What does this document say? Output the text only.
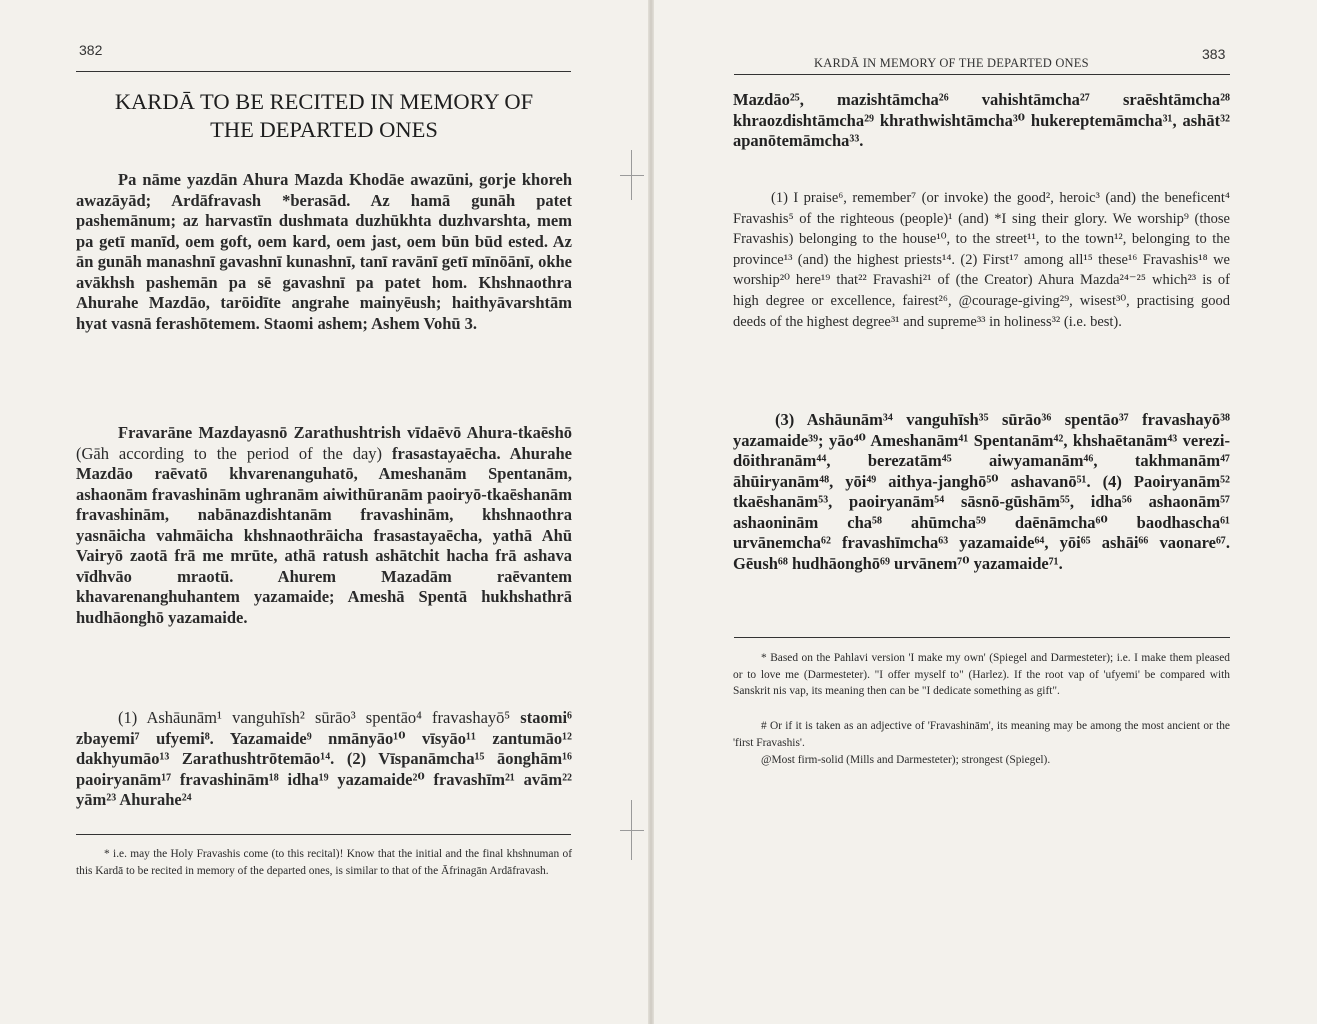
382
KARDĀ TO BE RECITED IN MEMORY OF
THE DEPARTED ONES

Pa nāme yazdān Ahura Mazda Khodāe awazūni, gorje khoreh awazāyād; Ardāfravash *berasād. Az hamā gunāh patet pashemānum; az harvastīn dushmata duzhūkhta duzhvarshta, mem pa getī manīd, oem goft, oem kard, oem jast, oem būn būd ested. Az ān gunāh manashnī gavashnī kunashnī, tanī ravānī getī mīnōānī, okhe avākhsh pashemān pa sē gavashnī pa patet hom. Khshnaothra Ahurahe Mazdāo, tarōidīte angrahe mainyēush; haithyāvarshtām hyat vasnā ferashōtemem. Staomi ashem; Ashem Vohū 3.

Fravarāne Mazdayasnō Zarathushtrish vīdaēvō Ahura-tkaēshō (Gāh according to the period of the day) frasastayaēcha. Ahurahe Mazdāo raēvatō khvarenanguhatō, Ameshanām Spentanām, ashaonām fravashinām ughranām aiwithūranām paoiryō-tkaēshanām fravashinām, nabānazdishtanām fravashinām, khshnaothra yasnāicha vahmāicha khshnaothrāicha frasastayaēcha, yathā Ahū Vairyō zaotā frā me mrūte, athā ratush ashātchit hacha frā ashava vīdhvāo mraotū. Ahurem Mazadām raēvantem khavarenanghuhantem yazamaide; Ameshā Spentā hukhshathrā hudhāonghō yazamaide.

(1) Ashāunām¹ vanguhīsh² sūrāo³ spentāo⁴ fravashayō⁵ staomi⁶ zbayemi⁷ ufyemi⁸. Yazamaide⁹ nmānyāo¹⁰ vīsyāo¹¹ zantumāo¹² dakhyumāo¹³ Zarathushtrōtemāo¹⁴. (2) Vīspanāmcha¹⁵ āonghām¹⁶ paoiryanām¹⁷ fravashinām¹⁸ idha¹⁹ yazamaide²⁰ fravashīm²¹ avām²² yām²³ Ahurahe²⁴

* i.e. may the Holy Fravashis come (to this recital)! Know that the initial and the final khshnuman of this Kardā to be recited in memory of the departed ones, is similar to that of the Āfrinagān Ardāfravash.

KARDĀ IN MEMORY OF THE DEPARTED ONES
383

Mazdāo²⁵, mazishtāmcha²⁶ vahishtāmcha²⁷ sraēshtāmcha²⁸ khraozdishtāmcha²⁹ khrathwishtāmcha³⁰ hukereptemāmcha³¹, ashāt³² apanōtemāmcha³³.

(1) I praise⁶, remember⁷ (or invoke) the good², heroic³ (and) the beneficent⁴ Fravashis⁵ of the righteous (people)¹ (and) *I sing their glory. We worship⁹ (those Fravashis) belonging to the house¹⁰, to the street¹¹, to the town¹², belonging to the province¹³ (and) the highest priests¹⁴. (2) First¹⁷ among all¹⁵ these¹⁶ Fravashis¹⁸ we worship²⁰ here¹⁹ that²² Fravashi²¹ of (the Creator) Ahura Mazda²⁴⁻²⁵ which²³ is of high degree or excellence, fairest²⁶, @courage-giving²⁹, wisest³⁰, practising good deeds of the highest degree³¹ and supreme³³ in holiness³² (i.e. best).

(3) Ashāunām³⁴ vanguhīsh³⁵ sūrāo³⁶ spentāo³⁷ fravashayō³⁸ yazamaide³⁹; yāo⁴⁰ Ameshanām⁴¹ Spentanām⁴², khshaētanām⁴³ verezi-dōithranām⁴⁴, berezatām⁴⁵ aiwyamanām⁴⁶, takhmanām⁴⁷ āhūiryanām⁴⁸, yōi⁴⁹ aithya-janghō⁵⁰ ashavanō⁵¹. (4) Paoiryanām⁵² tkaēshanām⁵³, paoiryanām⁵⁴ sāsnō-gūshām⁵⁵, idha⁵⁶ ashaonām⁵⁷ ashaoninām cha⁵⁸ ahūmcha⁵⁹ daēnāmcha⁶⁰ baodhascha⁶¹ urvānemcha⁶² fravashīmcha⁶³ yazamaide⁶⁴, yōi⁶⁵ ashāi⁶⁶ vaonare⁶⁷. Gēush⁶⁸ hudhāonghō⁶⁹ urvānem⁷⁰ yazamaide⁷¹.

* Based on the Pahlavi version 'I make my own' (Spiegel and Darmesteter); i.e. I make them pleased or to love me (Darmesteter). "I offer myself to" (Harlez). If the root vap of 'ufyemi' be compared with Sanskrit nis vap, its meaning then can be "I dedicate something as gift".

# Or if it is taken as an adjective of 'Fravashinām', its meaning may be among the most ancient or the 'first Fravashis'.

@Most firm-solid (Mills and Darmesteter); strongest (Spiegel).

**Directions for this task**
Print the listing above in full, exactly as written. Omit any pictures.

**Result**
What does this document say? Output the text only.
382
KARDĀ TO BE RECITED IN MEMORY OF
THE DEPARTED ONES

Pa nāme yazdān Ahura Mazda Khodāe awazūni, gorje khoreh awazāyād; Ardāfravash *berasād. Az hamā gunāh patet pashemānum; az harvastīn dushmata duzhūkhta duzhvarshta, mem pa getī manīd, oem goft, oem kard, oem jast, oem būn būd ested. Az ān gunāh manashnī gavashnī kunashnī, tanī ravānī getī mīnōānī, okhe avākhsh pashemān pa sē gavashnī pa patet hom. Khshnaothra Ahurahe Mazdāo, tarōidīte angrahe mainyēush; haithyāvarshtām hyat vasnā ferashōtemem. Staomi ashem; Ashem Vohū 3.

Fravarāne Mazdayasnō Zarathushtrish vīdaēvō Ahura-tkaēshō (Gāh according to the period of the day) frasastayaēcha. Ahurahe Mazdāo raēvatō khvarenanguhatō, Ameshanām Spentanām, ashaonām fravashinām ughranām aiwithūranām paoiryō-tkaēshanām fravashinām, nabānazdishtanām fravashinām, khshnaothra yasnāicha vahmāicha khshnaothrāicha frasastayaēcha, yathā Ahū Vairyō zaotā frā me mrūte, athā ratush ashātchit hacha frā ashava vīdhvāo mraotū. Ahurem Mazadām raēvantem khavarenanghuhantem yazamaide; Ameshā Spentā hukhshathrā hudhāonghō yazamaide.

(1) Ashāunām¹ vanguhīsh² sūrāo³ spentāo⁴ fravashayō⁵ staomi⁶ zbayemi⁷ ufyemi⁸. Yazamaide⁹ nmānyāo¹⁰ vīsyāo¹¹ zantumāo¹² dakhyumāo¹³ Zarathushtrōtemāo¹⁴. (2) Vīspanāmcha¹⁵ āonghām¹⁶ paoiryanām¹⁷ fravashinām¹⁸ idha¹⁹ yazamaide²⁰ fravashīm²¹ avām²² yām²³ Ahurahe²⁴

* i.e. may the Holy Fravashis come (to this recital)! Know that the initial and the final khshnuman of this Kardā to be recited in memory of the departed ones, is similar to that of the Āfrinagān Ardāfravash.

KARDĀ IN MEMORY OF THE DEPARTED ONES
383

Mazdāo²⁵, mazishtāmcha²⁶ vahishtāmcha²⁷ sraēshtāmcha²⁸ khraozdishtāmcha²⁹ khrathwishtāmcha³⁰ hukereptemāmcha³¹, ashāt³² apanōtemāmcha³³.

(1) I praise⁶, remember⁷ (or invoke) the good², heroic³ (and) the beneficent⁴ Fravashis⁵ of the righteous (people)¹ (and) *I sing their glory. We worship⁹ (those Fravashis) belonging to the house¹⁰, to the street¹¹, to the town¹², belonging to the province¹³ (and) the highest priests¹⁴. (2) First¹⁷ among all¹⁵ these¹⁶ Fravashis¹⁸ we worship²⁰ here¹⁹ that²² Fravashi²¹ of (the Creator) Ahura Mazda²⁴⁻²⁵ which²³ is of high degree or excellence, fairest²⁶, @courage-giving²⁹, wisest³⁰, practising good deeds of the highest degree³¹ and supreme³³ in holiness³² (i.e. best).

(3) Ashāunām³⁴ vanguhīsh³⁵ sūrāo³⁶ spentāo³⁷ fravashayō³⁸ yazamaide³⁹; yāo⁴⁰ Ameshanām⁴¹ Spentanām⁴², khshaētanām⁴³ verezi-dōithranām⁴⁴, berezatām⁴⁵ aiwyamanām⁴⁶, takhmanām⁴⁷ āhūiryanām⁴⁸, yōi⁴⁹ aithya-janghō⁵⁰ ashavanō⁵¹. (4) Paoiryanām⁵² tkaēshanām⁵³, paoiryanām⁵⁴ sāsnō-gūshām⁵⁵, idha⁵⁶ ashaonām⁵⁷ ashaoninām cha⁵⁸ ahūmcha⁵⁹ daēnāmcha⁶⁰ baodhascha⁶¹ urvānemcha⁶² fravashīmcha⁶³ yazamaide⁶⁴, yōi⁶⁵ ashāi⁶⁶ vaonare⁶⁷. Gēush⁶⁸ hudhāonghō⁶⁹ urvānem⁷⁰ yazamaide⁷¹.

* Based on the Pahlavi version 'I make my own' (Spiegel and Darmesteter); i.e. I make them pleased or to love me (Darmesteter). "I offer myself to" (Harlez). If the root vap of 'ufyemi' be compared with Sanskrit nis vap, its meaning then can be "I dedicate something as gift".

# Or if it is taken as an adjective of 'Fravashinām', its meaning may be among the most ancient or the 'first Fravashis'.

@Most firm-solid (Mills and Darmesteter); strongest (Spiegel).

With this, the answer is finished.